### [WHAT YOU HAVE TO DO]
Work out how many lines below contain the word "Escherichia". Only the number is wanted.
EXTRACTED MATERIAL section start
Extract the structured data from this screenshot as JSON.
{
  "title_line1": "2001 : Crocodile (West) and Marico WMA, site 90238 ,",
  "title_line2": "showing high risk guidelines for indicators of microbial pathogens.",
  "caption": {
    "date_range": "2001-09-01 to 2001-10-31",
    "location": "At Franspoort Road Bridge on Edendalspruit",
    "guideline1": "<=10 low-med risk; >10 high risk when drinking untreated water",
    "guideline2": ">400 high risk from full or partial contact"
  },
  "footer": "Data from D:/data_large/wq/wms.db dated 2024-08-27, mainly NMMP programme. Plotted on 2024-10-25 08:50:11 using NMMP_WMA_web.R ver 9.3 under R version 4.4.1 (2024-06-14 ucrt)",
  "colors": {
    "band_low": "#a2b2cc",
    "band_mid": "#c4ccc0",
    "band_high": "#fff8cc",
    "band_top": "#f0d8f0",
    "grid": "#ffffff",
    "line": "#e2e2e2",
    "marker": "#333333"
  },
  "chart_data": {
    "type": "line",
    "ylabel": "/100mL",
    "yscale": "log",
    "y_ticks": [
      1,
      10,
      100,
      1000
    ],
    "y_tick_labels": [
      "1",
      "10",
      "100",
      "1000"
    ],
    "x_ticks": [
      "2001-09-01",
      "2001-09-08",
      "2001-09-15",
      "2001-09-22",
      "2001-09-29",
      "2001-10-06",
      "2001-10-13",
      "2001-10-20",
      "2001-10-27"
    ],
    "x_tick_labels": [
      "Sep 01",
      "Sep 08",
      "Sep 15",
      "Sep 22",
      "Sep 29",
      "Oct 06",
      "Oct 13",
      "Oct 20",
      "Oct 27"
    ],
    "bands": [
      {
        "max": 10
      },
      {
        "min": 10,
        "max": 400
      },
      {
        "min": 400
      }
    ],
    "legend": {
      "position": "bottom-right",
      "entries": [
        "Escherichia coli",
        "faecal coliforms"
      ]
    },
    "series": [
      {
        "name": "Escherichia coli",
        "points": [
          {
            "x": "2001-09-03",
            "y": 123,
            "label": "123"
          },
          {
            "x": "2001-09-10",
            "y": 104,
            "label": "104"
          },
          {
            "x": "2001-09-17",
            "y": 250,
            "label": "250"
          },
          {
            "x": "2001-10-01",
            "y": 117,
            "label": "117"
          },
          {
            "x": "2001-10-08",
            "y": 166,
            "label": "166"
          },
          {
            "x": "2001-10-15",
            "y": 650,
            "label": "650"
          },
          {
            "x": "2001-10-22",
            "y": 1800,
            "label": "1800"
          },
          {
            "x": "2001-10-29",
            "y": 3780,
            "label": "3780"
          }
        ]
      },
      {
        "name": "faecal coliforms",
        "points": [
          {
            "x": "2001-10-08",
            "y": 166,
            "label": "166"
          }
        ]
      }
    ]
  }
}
EXTRACTED MATERIAL section end
### [SOLVED EXERCISE]
2